◆ DATA TO USE
— Begin —
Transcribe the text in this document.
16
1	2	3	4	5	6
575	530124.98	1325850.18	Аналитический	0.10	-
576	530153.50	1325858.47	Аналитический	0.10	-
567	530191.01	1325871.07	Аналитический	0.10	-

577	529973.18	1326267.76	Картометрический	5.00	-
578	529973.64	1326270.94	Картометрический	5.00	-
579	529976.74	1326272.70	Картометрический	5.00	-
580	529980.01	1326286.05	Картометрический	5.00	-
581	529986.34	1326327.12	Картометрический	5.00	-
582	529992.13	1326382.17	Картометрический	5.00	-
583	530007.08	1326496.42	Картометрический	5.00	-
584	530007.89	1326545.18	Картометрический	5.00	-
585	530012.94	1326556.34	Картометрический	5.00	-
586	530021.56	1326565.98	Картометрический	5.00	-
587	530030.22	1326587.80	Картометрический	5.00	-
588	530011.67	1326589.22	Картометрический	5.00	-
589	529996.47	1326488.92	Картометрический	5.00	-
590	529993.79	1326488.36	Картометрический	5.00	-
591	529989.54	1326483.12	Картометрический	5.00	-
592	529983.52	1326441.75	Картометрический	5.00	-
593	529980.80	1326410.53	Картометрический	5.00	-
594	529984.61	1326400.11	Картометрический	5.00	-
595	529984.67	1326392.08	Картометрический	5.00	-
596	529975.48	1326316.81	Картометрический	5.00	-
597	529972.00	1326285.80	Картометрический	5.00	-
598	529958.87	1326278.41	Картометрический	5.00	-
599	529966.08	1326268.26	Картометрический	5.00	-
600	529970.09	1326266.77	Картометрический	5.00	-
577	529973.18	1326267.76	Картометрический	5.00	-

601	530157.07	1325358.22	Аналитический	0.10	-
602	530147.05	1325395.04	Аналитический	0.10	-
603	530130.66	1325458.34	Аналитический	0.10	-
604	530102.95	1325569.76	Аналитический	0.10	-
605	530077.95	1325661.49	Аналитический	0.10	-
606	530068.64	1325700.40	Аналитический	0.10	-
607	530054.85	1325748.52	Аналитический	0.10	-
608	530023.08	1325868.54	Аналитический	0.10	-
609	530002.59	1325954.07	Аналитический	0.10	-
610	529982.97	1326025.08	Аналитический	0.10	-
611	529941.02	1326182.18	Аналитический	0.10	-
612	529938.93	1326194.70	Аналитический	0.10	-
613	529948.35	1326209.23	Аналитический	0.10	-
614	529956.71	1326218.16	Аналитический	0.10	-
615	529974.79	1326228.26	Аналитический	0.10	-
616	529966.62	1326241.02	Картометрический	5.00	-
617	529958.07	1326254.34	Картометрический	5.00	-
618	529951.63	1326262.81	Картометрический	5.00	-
— End —
◆ TASK GOAL
Each entry above is to be quoted exactly.

◆ TASK RESPONSE
Transcribe the text in this document.
16
1	2	3	4	5	6
575	530124.98	1325850.18	Аналитический	0.10	-
576	530153.50	1325858.47	Аналитический	0.10	-
567	530191.01	1325871.07	Аналитический	0.10	-

577	529973.18	1326267.76	Картометрический	5.00	-
578	529973.64	1326270.94	Картометрический	5.00	-
579	529976.74	1326272.70	Картометрический	5.00	-
580	529980.01	1326286.05	Картометрический	5.00	-
581	529986.34	1326327.12	Картометрический	5.00	-
582	529992.13	1326382.17	Картометрический	5.00	-
583	530007.08	1326496.42	Картометрический	5.00	-
584	530007.89	1326545.18	Картометрический	5.00	-
585	530012.94	1326556.34	Картометрический	5.00	-
586	530021.56	1326565.98	Картометрический	5.00	-
587	530030.22	1326587.80	Картометрический	5.00	-
588	530011.67	1326589.22	Картометрический	5.00	-
589	529996.47	1326488.92	Картометрический	5.00	-
590	529993.79	1326488.36	Картометрический	5.00	-
591	529989.54	1326483.12	Картометрический	5.00	-
592	529983.52	1326441.75	Картометрический	5.00	-
593	529980.80	1326410.53	Картометрический	5.00	-
594	529984.61	1326400.11	Картометрический	5.00	-
595	529984.67	1326392.08	Картометрический	5.00	-
596	529975.48	1326316.81	Картометрический	5.00	-
597	529972.00	1326285.80	Картометрический	5.00	-
598	529958.87	1326278.41	Картометрический	5.00	-
599	529966.08	1326268.26	Картометрический	5.00	-
600	529970.09	1326266.77	Картометрический	5.00	-
577	529973.18	1326267.76	Картометрический	5.00	-

601	530157.07	1325358.22	Аналитический	0.10	-
602	530147.05	1325395.04	Аналитический	0.10	-
603	530130.66	1325458.34	Аналитический	0.10	-
604	530102.95	1325569.76	Аналитический	0.10	-
605	530077.95	1325661.49	Аналитический	0.10	-
606	530068.64	1325700.40	Аналитический	0.10	-
607	530054.85	1325748.52	Аналитический	0.10	-
608	530023.08	1325868.54	Аналитический	0.10	-
609	530002.59	1325954.07	Аналитический	0.10	-
610	529982.97	1326025.08	Аналитический	0.10	-
611	529941.02	1326182.18	Аналитический	0.10	-
612	529938.93	1326194.70	Аналитический	0.10	-
613	529948.35	1326209.23	Аналитический	0.10	-
614	529956.71	1326218.16	Аналитический	0.10	-
615	529974.79	1326228.26	Аналитический	0.10	-
616	529966.62	1326241.02	Картометрический	5.00	-
617	529958.07	1326254.34	Картометрический	5.00	-
618	529951.63	1326262.81	Картометрический	5.00	-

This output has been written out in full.